**Input**

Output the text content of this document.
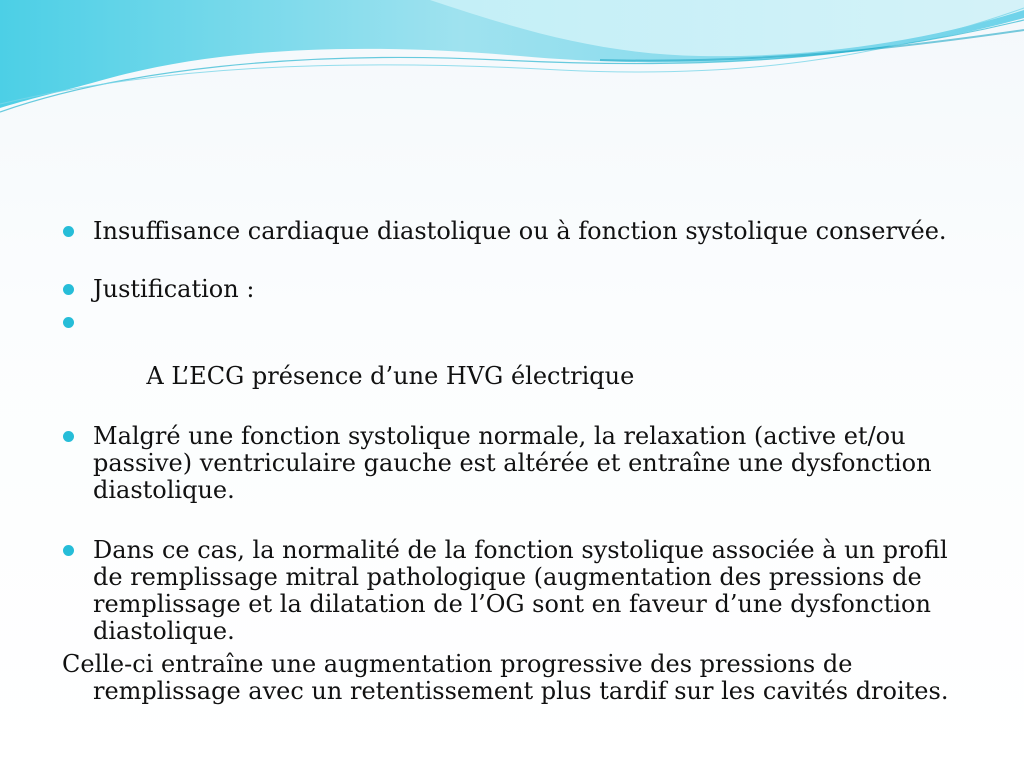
Insuffisance cardiaque diastolique ou à fonction systolique conservée.

Justification :

A L’ECG présence d’une HVG électrique

Malgré une fonction systolique normale, la relaxation (active et/ou passive) ventriculaire gauche est altérée et entraîne une dysfonction diastolique.

Dans ce cas, la normalité de la fonction systolique associée à un profil de remplissage mitral pathologique (augmentation des pressions de remplissage et la dilatation de l’OG sont en faveur d’une dysfonction diastolique.

Celle-ci entraîne une augmentation progressive des pressions de remplissage avec un retentissement plus tardif sur les cavités droites.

**What needs to be done**
Leaving out the pictures, repeat the data above exactly.

**Answer below**
Output the text content of this document.
Insuffisance cardiaque diastolique ou à fonction systolique conservée.

Justification :

A L’ECG présence d’une HVG électrique

Malgré une fonction systolique normale, la relaxation (active et/ou passive) ventriculaire gauche est altérée et entraîne une dysfonction diastolique.

Dans ce cas, la normalité de la fonction systolique associée à un profil de remplissage mitral pathologique (augmentation des pressions de remplissage et la dilatation de l’OG sont en faveur d’une dysfonction diastolique.

Celle-ci entraîne une augmentation progressive des pressions de remplissage avec un retentissement plus tardif sur les cavités droites.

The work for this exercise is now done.